[Dataset records]
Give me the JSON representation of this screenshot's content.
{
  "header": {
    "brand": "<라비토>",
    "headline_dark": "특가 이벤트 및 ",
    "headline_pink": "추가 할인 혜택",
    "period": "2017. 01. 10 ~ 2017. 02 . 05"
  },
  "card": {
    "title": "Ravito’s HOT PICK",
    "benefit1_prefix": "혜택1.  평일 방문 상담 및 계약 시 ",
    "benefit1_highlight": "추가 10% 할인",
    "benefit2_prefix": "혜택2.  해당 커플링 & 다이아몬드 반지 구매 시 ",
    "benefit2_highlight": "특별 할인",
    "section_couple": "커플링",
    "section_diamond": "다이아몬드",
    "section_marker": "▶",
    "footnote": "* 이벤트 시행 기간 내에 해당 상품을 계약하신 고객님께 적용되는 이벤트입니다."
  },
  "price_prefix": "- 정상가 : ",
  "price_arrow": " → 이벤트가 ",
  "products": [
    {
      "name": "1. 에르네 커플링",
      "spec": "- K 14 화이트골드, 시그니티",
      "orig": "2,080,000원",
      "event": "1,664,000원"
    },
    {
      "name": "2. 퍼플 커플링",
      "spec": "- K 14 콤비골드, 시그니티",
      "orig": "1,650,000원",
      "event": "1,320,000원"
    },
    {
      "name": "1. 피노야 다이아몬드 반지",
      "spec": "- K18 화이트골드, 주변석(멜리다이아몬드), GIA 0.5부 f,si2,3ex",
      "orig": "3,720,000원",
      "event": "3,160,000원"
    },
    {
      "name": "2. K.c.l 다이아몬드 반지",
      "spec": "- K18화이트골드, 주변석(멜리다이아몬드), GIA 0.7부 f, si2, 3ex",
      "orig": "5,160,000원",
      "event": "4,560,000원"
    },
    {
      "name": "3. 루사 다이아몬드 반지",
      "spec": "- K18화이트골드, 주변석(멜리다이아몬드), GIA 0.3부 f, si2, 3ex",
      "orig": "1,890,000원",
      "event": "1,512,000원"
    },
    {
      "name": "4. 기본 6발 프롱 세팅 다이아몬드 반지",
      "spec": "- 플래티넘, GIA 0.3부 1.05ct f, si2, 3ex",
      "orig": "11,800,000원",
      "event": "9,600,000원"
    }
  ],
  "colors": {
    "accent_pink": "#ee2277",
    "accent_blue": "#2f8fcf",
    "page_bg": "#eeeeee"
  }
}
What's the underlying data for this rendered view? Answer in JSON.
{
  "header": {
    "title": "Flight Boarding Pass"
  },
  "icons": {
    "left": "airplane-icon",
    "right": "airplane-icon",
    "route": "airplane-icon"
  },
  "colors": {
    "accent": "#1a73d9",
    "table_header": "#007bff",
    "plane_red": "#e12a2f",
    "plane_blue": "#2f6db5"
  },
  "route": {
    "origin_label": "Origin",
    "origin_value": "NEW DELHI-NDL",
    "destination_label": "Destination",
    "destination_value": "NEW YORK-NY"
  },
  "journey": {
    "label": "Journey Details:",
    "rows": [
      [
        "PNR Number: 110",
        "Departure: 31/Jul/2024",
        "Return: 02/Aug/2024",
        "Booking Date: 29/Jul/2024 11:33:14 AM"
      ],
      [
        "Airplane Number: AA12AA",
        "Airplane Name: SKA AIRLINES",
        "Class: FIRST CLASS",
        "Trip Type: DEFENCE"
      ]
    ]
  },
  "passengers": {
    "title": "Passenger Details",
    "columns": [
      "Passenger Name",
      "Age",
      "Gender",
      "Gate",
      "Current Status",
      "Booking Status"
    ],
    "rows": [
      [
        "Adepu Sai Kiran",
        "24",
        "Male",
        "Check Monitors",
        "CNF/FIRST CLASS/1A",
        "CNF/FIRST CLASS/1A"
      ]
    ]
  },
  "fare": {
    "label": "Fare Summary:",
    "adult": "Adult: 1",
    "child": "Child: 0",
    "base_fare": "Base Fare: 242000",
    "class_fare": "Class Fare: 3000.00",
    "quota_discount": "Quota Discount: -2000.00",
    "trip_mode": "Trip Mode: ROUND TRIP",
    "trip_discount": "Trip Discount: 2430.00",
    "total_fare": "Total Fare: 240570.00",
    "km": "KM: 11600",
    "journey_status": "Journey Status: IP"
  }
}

● **EXERCISE BRIEF**
Please return the data above exactly as given.

● **RESULT FOR THIS TASK**
Give me the JSON representation of this screenshot's content.
{
  "header": {
    "brand": "<라비토>",
    "headline_dark": "특가 이벤트 및 ",
    "headline_pink": "추가 할인 혜택",
    "period": "2017. 01. 10 ~ 2017. 02 . 05"
  },
  "card": {
    "title": "Ravito’s HOT PICK",
    "benefit1_prefix": "혜택1.  평일 방문 상담 및 계약 시 ",
    "benefit1_highlight": "추가 10% 할인",
    "benefit2_prefix": "혜택2.  해당 커플링 & 다이아몬드 반지 구매 시 ",
    "benefit2_highlight": "특별 할인",
    "section_couple": "커플링",
    "section_diamond": "다이아몬드",
    "section_marker": "▶",
    "footnote": "* 이벤트 시행 기간 내에 해당 상품을 계약하신 고객님께 적용되는 이벤트입니다."
  },
  "price_prefix": "- 정상가 : ",
  "price_arrow": " → 이벤트가 ",
  "products": [
    {
      "name": "1. 에르네 커플링",
      "spec": "- K 14 화이트골드, 시그니티",
      "orig": "2,080,000원",
      "event": "1,664,000원"
    },
    {
      "name": "2. 퍼플 커플링",
      "spec": "- K 14 콤비골드, 시그니티",
      "orig": "1,650,000원",
      "event": "1,320,000원"
    },
    {
      "name": "1. 피노야 다이아몬드 반지",
      "spec": "- K18 화이트골드, 주변석(멜리다이아몬드), GIA 0.5부 f,si2,3ex",
      "orig": "3,720,000원",
      "event": "3,160,000원"
    },
    {
      "name": "2. K.c.l 다이아몬드 반지",
      "spec": "- K18화이트골드, 주변석(멜리다이아몬드), GIA 0.7부 f, si2, 3ex",
      "orig": "5,160,000원",
      "event": "4,560,000원"
    },
    {
      "name": "3. 루사 다이아몬드 반지",
      "spec": "- K18화이트골드, 주변석(멜리다이아몬드), GIA 0.3부 f, si2, 3ex",
      "orig": "1,890,000원",
      "event": "1,512,000원"
    },
    {
      "name": "4. 기본 6발 프롱 세팅 다이아몬드 반지",
      "spec": "- 플래티넘, GIA 0.3부 1.05ct f, si2, 3ex",
      "orig": "11,800,000원",
      "event": "9,600,000원"
    }
  ],
  "colors": {
    "accent_pink": "#ee2277",
    "accent_blue": "#2f8fcf",
    "page_bg": "#eeeeee"
  }
}
What's the underlying data for this rendered view? Answer in JSON.
{
  "header": {
    "title": "Flight Boarding Pass"
  },
  "icons": {
    "left": "airplane-icon",
    "right": "airplane-icon",
    "route": "airplane-icon"
  },
  "colors": {
    "accent": "#1a73d9",
    "table_header": "#007bff",
    "plane_red": "#e12a2f",
    "plane_blue": "#2f6db5"
  },
  "route": {
    "origin_label": "Origin",
    "origin_value": "NEW DELHI-NDL",
    "destination_label": "Destination",
    "destination_value": "NEW YORK-NY"
  },
  "journey": {
    "label": "Journey Details:",
    "rows": [
      [
        "PNR Number: 110",
        "Departure: 31/Jul/2024",
        "Return: 02/Aug/2024",
        "Booking Date: 29/Jul/2024 11:33:14 AM"
      ],
      [
        "Airplane Number: AA12AA",
        "Airplane Name: SKA AIRLINES",
        "Class: FIRST CLASS",
        "Trip Type: DEFENCE"
      ]
    ]
  },
  "passengers": {
    "title": "Passenger Details",
    "columns": [
      "Passenger Name",
      "Age",
      "Gender",
      "Gate",
      "Current Status",
      "Booking Status"
    ],
    "rows": [
      [
        "Adepu Sai Kiran",
        "24",
        "Male",
        "Check Monitors",
        "CNF/FIRST CLASS/1A",
        "CNF/FIRST CLASS/1A"
      ]
    ]
  },
  "fare": {
    "label": "Fare Summary:",
    "adult": "Adult: 1",
    "child": "Child: 0",
    "base_fare": "Base Fare: 242000",
    "class_fare": "Class Fare: 3000.00",
    "quota_discount": "Quota Discount: -2000.00",
    "trip_mode": "Trip Mode: ROUND TRIP",
    "trip_discount": "Trip Discount: 2430.00",
    "total_fare": "Total Fare: 240570.00",
    "km": "KM: 11600",
    "journey_status": "Journey Status: IP"
  }
}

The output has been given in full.